Exercise aim: Below are some entries. Copy each line that holds the string "this".

Task material:
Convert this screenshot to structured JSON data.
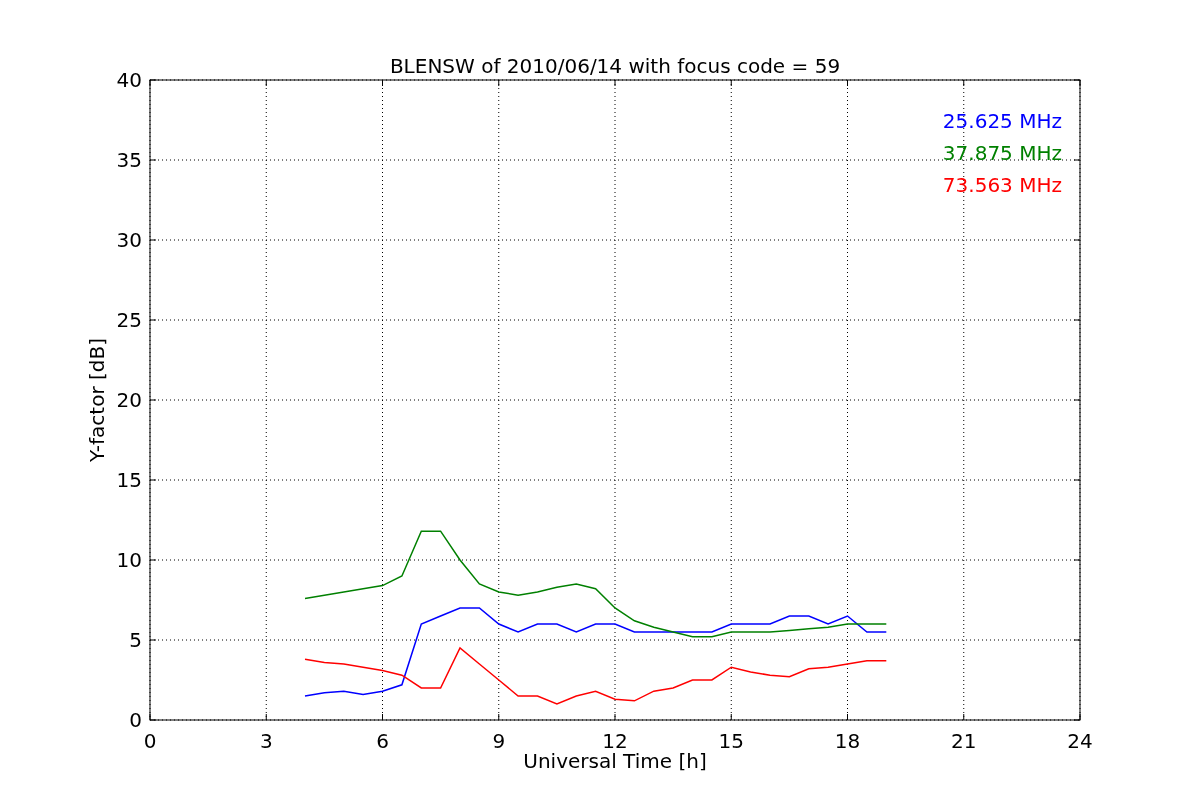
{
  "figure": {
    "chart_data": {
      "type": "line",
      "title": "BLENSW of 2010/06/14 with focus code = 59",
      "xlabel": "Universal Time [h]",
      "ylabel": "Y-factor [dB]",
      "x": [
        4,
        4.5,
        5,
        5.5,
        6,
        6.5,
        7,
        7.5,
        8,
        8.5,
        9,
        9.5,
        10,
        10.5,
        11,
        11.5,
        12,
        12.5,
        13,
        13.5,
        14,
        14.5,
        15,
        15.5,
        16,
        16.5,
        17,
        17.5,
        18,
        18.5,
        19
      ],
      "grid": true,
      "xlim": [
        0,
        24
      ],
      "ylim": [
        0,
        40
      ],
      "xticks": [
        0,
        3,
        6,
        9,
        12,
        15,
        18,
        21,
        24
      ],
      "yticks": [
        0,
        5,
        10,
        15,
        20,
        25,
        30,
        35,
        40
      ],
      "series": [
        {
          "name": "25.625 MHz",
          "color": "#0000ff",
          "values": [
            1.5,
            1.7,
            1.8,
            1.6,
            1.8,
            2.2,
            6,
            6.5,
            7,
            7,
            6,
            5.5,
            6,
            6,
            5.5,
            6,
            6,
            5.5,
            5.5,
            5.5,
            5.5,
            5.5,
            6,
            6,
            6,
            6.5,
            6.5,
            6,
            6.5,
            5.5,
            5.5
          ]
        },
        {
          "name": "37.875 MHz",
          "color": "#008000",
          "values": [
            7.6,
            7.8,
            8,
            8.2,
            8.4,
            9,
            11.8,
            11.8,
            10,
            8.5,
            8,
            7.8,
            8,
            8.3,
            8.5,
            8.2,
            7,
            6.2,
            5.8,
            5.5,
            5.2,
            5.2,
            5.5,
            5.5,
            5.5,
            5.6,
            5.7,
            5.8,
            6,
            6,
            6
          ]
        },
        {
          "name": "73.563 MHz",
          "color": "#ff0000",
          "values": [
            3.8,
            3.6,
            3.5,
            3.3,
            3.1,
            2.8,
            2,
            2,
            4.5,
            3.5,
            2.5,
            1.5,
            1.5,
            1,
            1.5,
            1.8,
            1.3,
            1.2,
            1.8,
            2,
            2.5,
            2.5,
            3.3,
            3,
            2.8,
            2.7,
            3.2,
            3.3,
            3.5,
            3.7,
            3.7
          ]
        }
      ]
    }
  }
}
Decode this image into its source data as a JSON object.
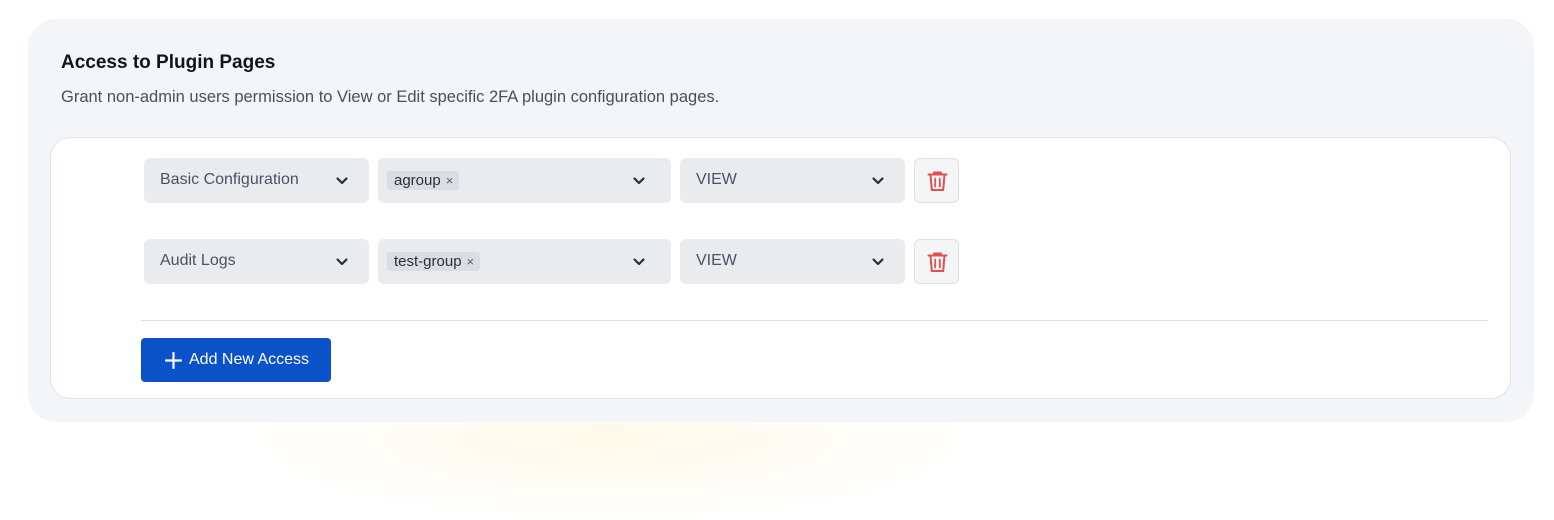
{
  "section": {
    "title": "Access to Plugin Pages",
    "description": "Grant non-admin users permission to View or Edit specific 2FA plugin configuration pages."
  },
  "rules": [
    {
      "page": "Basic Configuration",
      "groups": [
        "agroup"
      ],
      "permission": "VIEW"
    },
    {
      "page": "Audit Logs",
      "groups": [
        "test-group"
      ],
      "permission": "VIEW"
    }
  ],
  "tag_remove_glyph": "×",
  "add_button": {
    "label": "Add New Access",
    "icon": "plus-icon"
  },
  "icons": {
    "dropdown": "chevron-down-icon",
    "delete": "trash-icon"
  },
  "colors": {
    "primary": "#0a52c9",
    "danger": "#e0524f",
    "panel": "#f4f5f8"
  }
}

Written answer:
Convert this screenshot to structured JSON data.
Decode this image into its source data as a JSON object.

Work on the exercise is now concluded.